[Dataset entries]
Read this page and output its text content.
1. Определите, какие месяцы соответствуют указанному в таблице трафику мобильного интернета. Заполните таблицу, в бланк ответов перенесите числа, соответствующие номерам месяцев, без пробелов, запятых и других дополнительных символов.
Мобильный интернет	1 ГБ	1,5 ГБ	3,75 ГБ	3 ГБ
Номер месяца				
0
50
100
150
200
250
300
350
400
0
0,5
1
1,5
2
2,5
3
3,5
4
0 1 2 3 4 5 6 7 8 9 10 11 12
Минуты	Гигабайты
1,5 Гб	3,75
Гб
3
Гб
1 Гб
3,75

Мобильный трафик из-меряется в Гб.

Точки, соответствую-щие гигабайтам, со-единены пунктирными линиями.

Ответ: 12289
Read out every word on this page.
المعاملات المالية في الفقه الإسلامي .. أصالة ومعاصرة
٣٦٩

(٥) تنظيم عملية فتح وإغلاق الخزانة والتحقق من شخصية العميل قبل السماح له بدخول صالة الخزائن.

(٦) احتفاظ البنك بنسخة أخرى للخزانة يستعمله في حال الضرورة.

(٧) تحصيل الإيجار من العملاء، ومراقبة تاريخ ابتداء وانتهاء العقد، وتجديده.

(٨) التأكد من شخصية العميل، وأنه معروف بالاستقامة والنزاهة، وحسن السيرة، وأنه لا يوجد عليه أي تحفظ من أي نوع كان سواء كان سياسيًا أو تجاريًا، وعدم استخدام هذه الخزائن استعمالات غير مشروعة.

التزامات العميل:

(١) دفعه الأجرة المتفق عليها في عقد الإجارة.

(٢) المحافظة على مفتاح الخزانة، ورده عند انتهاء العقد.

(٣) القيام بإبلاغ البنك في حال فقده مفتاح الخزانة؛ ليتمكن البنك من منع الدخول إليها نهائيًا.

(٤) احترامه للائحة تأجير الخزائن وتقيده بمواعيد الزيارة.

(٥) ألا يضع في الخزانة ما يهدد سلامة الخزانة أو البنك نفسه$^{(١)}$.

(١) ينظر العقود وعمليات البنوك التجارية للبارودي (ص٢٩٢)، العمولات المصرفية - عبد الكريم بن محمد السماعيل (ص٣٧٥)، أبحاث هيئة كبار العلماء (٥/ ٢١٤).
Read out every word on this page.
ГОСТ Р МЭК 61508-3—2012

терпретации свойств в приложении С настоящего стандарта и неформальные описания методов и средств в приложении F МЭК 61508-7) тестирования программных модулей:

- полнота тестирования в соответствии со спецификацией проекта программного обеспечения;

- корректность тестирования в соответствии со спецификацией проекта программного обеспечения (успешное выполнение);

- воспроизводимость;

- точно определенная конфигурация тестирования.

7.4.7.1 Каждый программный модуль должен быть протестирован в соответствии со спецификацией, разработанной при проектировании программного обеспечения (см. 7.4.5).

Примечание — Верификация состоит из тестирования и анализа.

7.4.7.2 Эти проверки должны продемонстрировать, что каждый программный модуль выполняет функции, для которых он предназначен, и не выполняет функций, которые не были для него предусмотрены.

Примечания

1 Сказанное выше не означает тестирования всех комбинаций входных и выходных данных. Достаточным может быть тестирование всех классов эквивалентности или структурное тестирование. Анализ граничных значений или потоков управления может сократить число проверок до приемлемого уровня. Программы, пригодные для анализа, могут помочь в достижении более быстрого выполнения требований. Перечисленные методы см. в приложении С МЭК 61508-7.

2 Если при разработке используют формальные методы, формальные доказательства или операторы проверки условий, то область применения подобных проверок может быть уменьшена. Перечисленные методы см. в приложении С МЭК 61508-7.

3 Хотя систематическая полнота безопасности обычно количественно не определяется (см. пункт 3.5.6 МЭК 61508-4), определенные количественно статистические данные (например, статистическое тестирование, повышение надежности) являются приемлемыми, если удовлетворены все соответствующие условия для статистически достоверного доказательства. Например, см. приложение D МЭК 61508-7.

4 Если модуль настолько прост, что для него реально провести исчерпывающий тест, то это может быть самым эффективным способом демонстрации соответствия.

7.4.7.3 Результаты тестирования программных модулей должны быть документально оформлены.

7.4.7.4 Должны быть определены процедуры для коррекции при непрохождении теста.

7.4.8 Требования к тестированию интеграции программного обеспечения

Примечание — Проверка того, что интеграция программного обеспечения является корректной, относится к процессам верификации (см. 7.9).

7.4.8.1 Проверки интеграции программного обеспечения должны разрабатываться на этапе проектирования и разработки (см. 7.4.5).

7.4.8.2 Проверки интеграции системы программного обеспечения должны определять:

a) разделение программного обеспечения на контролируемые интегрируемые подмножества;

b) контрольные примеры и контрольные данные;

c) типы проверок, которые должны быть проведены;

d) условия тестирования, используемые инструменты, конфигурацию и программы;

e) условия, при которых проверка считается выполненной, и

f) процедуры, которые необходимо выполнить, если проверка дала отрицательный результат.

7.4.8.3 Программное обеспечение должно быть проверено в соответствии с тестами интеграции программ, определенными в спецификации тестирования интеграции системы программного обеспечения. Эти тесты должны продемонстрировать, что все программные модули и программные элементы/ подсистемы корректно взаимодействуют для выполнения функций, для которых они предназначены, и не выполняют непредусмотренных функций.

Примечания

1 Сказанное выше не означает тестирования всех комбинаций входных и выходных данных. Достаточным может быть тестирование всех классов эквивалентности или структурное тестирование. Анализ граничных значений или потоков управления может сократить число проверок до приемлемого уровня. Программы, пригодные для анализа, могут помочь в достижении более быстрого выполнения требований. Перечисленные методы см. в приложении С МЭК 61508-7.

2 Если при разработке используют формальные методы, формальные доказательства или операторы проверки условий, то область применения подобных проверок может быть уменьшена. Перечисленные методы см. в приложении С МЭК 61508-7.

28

**STATED PROBLEM**
Restate every line of the data word for word.

**WRITTEN ANSWER**
Read this page and output its text content.
1. Определите, какие месяцы соответствуют указанному в таблице трафику мобильного интернета. Заполните таблицу, в бланк ответов перенесите числа, соответствующие номерам месяцев, без пробелов, запятых и других дополнительных символов.
Мобильный интернет	1 ГБ	1,5 ГБ	3,75 ГБ	3 ГБ
Номер месяца				
0
50
100
150
200
250
300
350
400
0
0,5
1
1,5
2
2,5
3
3,5
4
0 1 2 3 4 5 6 7 8 9 10 11 12
Минуты	Гигабайты
1,5 Гб	3,75
Гб
3
Гб
1 Гб
3,75

Мобильный трафик из-меряется в Гб.

Точки, соответствую-щие гигабайтам, со-единены пунктирными линиями.

Ответ: 12289
Read out every word on this page.
المعاملات المالية في الفقه الإسلامي .. أصالة ومعاصرة
٣٦٩

(٥) تنظيم عملية فتح وإغلاق الخزانة والتحقق من شخصية العميل قبل السماح له بدخول صالة الخزائن.

(٦) احتفاظ البنك بنسخة أخرى للخزانة يستعمله في حال الضرورة.

(٧) تحصيل الإيجار من العملاء، ومراقبة تاريخ ابتداء وانتهاء العقد، وتجديده.

(٨) التأكد من شخصية العميل، وأنه معروف بالاستقامة والنزاهة، وحسن السيرة، وأنه لا يوجد عليه أي تحفظ من أي نوع كان سواء كان سياسيًا أو تجاريًا، وعدم استخدام هذه الخزائن استعمالات غير مشروعة.

التزامات العميل:

(١) دفعه الأجرة المتفق عليها في عقد الإجارة.

(٢) المحافظة على مفتاح الخزانة، ورده عند انتهاء العقد.

(٣) القيام بإبلاغ البنك في حال فقده مفتاح الخزانة؛ ليتمكن البنك من منع الدخول إليها نهائيًا.

(٤) احترامه للائحة تأجير الخزائن وتقيده بمواعيد الزيارة.

(٥) ألا يضع في الخزانة ما يهدد سلامة الخزانة أو البنك نفسه$^{(١)}$.

(١) ينظر العقود وعمليات البنوك التجارية للبارودي (ص٢٩٢)، العمولات المصرفية - عبد الكريم بن محمد السماعيل (ص٣٧٥)، أبحاث هيئة كبار العلماء (٥/ ٢١٤).
Read out every word on this page.
ГОСТ Р МЭК 61508-3—2012

терпретации свойств в приложении С настоящего стандарта и неформальные описания методов и средств в приложении F МЭК 61508-7) тестирования программных модулей:

- полнота тестирования в соответствии со спецификацией проекта программного обеспечения;

- корректность тестирования в соответствии со спецификацией проекта программного обеспечения (успешное выполнение);

- воспроизводимость;

- точно определенная конфигурация тестирования.

7.4.7.1 Каждый программный модуль должен быть протестирован в соответствии со спецификацией, разработанной при проектировании программного обеспечения (см. 7.4.5).

Примечание — Верификация состоит из тестирования и анализа.

7.4.7.2 Эти проверки должны продемонстрировать, что каждый программный модуль выполняет функции, для которых он предназначен, и не выполняет функций, которые не были для него предусмотрены.

Примечания

1 Сказанное выше не означает тестирования всех комбинаций входных и выходных данных. Достаточным может быть тестирование всех классов эквивалентности или структурное тестирование. Анализ граничных значений или потоков управления может сократить число проверок до приемлемого уровня. Программы, пригодные для анализа, могут помочь в достижении более быстрого выполнения требований. Перечисленные методы см. в приложении С МЭК 61508-7.

2 Если при разработке используют формальные методы, формальные доказательства или операторы проверки условий, то область применения подобных проверок может быть уменьшена. Перечисленные методы см. в приложении С МЭК 61508-7.

3 Хотя систематическая полнота безопасности обычно количественно не определяется (см. пункт 3.5.6 МЭК 61508-4), определенные количественно статистические данные (например, статистическое тестирование, повышение надежности) являются приемлемыми, если удовлетворены все соответствующие условия для статистически достоверного доказательства. Например, см. приложение D МЭК 61508-7.

4 Если модуль настолько прост, что для него реально провести исчерпывающий тест, то это может быть самым эффективным способом демонстрации соответствия.

7.4.7.3 Результаты тестирования программных модулей должны быть документально оформлены.

7.4.7.4 Должны быть определены процедуры для коррекции при непрохождении теста.

7.4.8 Требования к тестированию интеграции программного обеспечения

Примечание — Проверка того, что интеграция программного обеспечения является корректной, относится к процессам верификации (см. 7.9).

7.4.8.1 Проверки интеграции программного обеспечения должны разрабатываться на этапе проектирования и разработки (см. 7.4.5).

7.4.8.2 Проверки интеграции системы программного обеспечения должны определять:

a) разделение программного обеспечения на контролируемые интегрируемые подмножества;

b) контрольные примеры и контрольные данные;

c) типы проверок, которые должны быть проведены;

d) условия тестирования, используемые инструменты, конфигурацию и программы;

e) условия, при которых проверка считается выполненной, и

f) процедуры, которые необходимо выполнить, если проверка дала отрицательный результат.

7.4.8.3 Программное обеспечение должно быть проверено в соответствии с тестами интеграции программ, определенными в спецификации тестирования интеграции системы программного обеспечения. Эти тесты должны продемонстрировать, что все программные модули и программные элементы/ подсистемы корректно взаимодействуют для выполнения функций, для которых они предназначены, и не выполняют непредусмотренных функций.

Примечания

1 Сказанное выше не означает тестирования всех комбинаций входных и выходных данных. Достаточным может быть тестирование всех классов эквивалентности или структурное тестирование. Анализ граничных значений или потоков управления может сократить число проверок до приемлемого уровня. Программы, пригодные для анализа, могут помочь в достижении более быстрого выполнения требований. Перечисленные методы см. в приложении С МЭК 61508-7.

2 Если при разработке используют формальные методы, формальные доказательства или операторы проверки условий, то область применения подобных проверок может быть уменьшена. Перечисленные методы см. в приложении С МЭК 61508-7.

28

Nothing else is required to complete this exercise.